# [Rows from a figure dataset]
++++

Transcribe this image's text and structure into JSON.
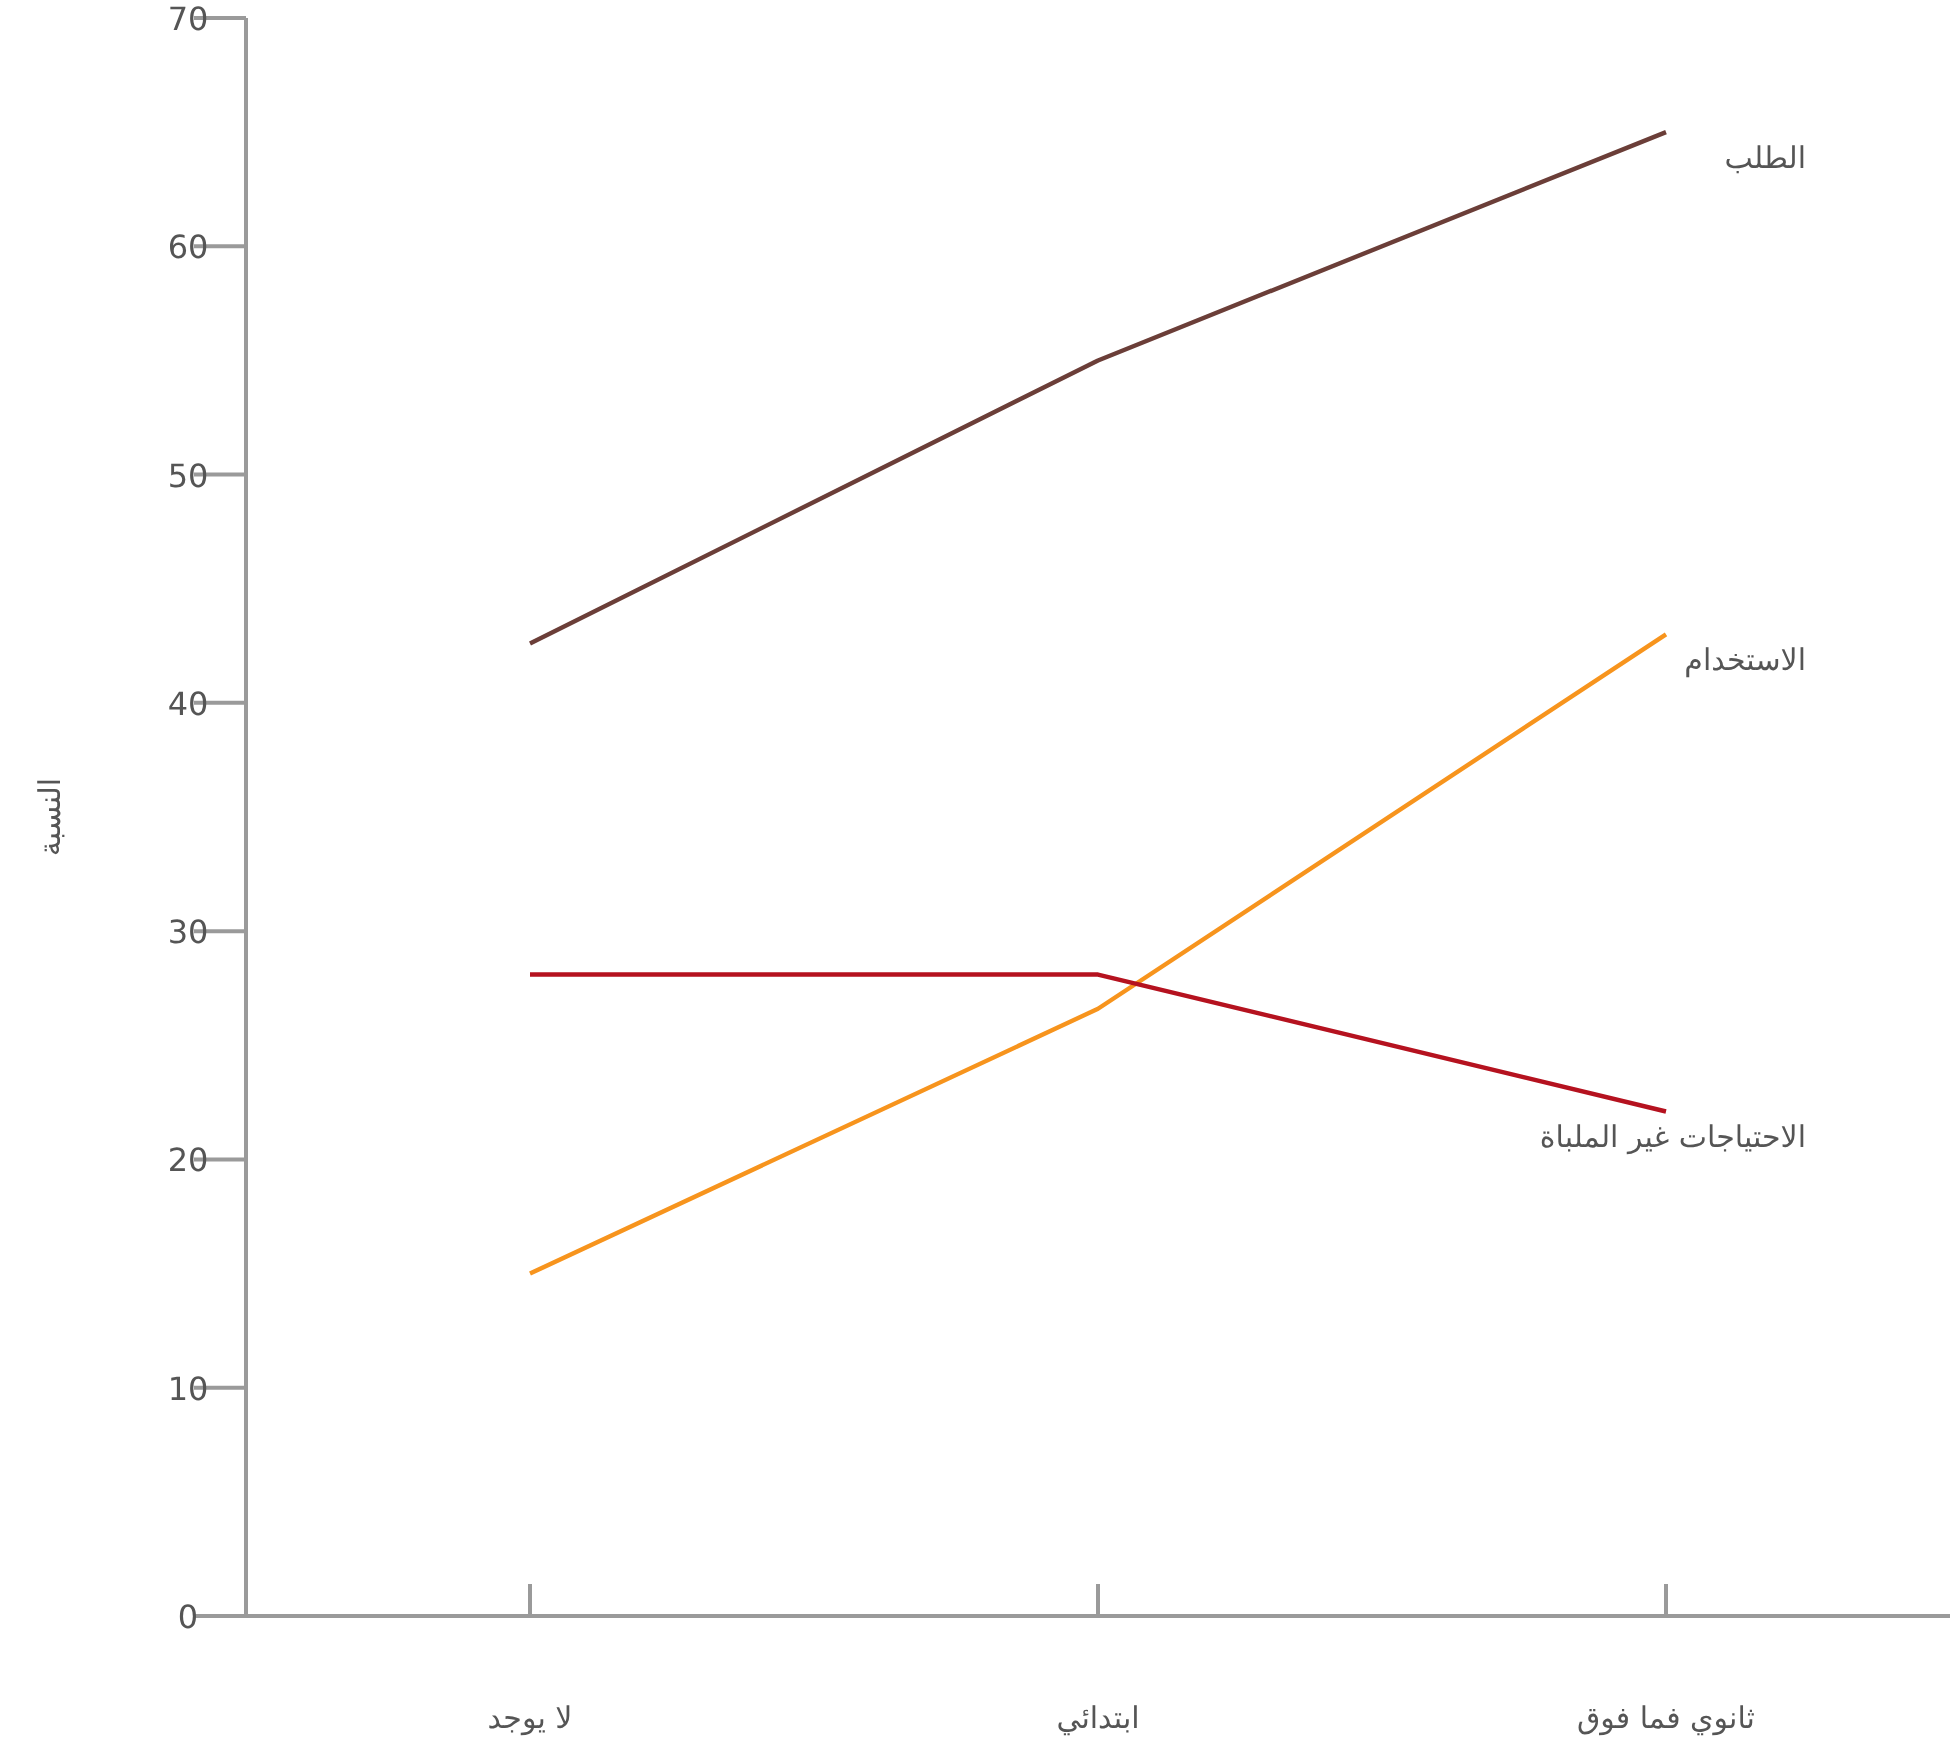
{
  "chart_data": {
    "type": "line",
    "ylabel": "النسبة",
    "categories": [
      "لا يوجد",
      "ابتدائي",
      "ثانوي فما فوق"
    ],
    "series": [
      {
        "name": "الطلب",
        "color": "#6b3e38",
        "values": [
          42.6,
          55,
          65
        ]
      },
      {
        "name": "الاستخدام",
        "color": "#f7941d",
        "values": [
          15,
          26.6,
          43
        ]
      },
      {
        "name": "الاحتياجات غير الملباة",
        "color": "#b5121f",
        "values": [
          28.1,
          28.1,
          22.1
        ]
      }
    ],
    "ylim": [
      0,
      70
    ],
    "yticks": [
      0,
      10,
      20,
      30,
      40,
      50,
      60,
      70
    ],
    "grid": false,
    "marker": "none",
    "line_style": "solid"
  }
}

++++

# [Required work]
Restate the data above word for word. Do not include the images.

# [Expected answer]
Transcribe this image's text and structure into JSON.
{
  "chart_data": {
    "type": "line",
    "ylabel": "النسبة",
    "categories": [
      "لا يوجد",
      "ابتدائي",
      "ثانوي فما فوق"
    ],
    "series": [
      {
        "name": "الطلب",
        "color": "#6b3e38",
        "values": [
          42.6,
          55,
          65
        ]
      },
      {
        "name": "الاستخدام",
        "color": "#f7941d",
        "values": [
          15,
          26.6,
          43
        ]
      },
      {
        "name": "الاحتياجات غير الملباة",
        "color": "#b5121f",
        "values": [
          28.1,
          28.1,
          22.1
        ]
      }
    ],
    "ylim": [
      0,
      70
    ],
    "yticks": [
      0,
      10,
      20,
      30,
      40,
      50,
      60,
      70
    ],
    "grid": false,
    "marker": "none",
    "line_style": "solid"
  }
}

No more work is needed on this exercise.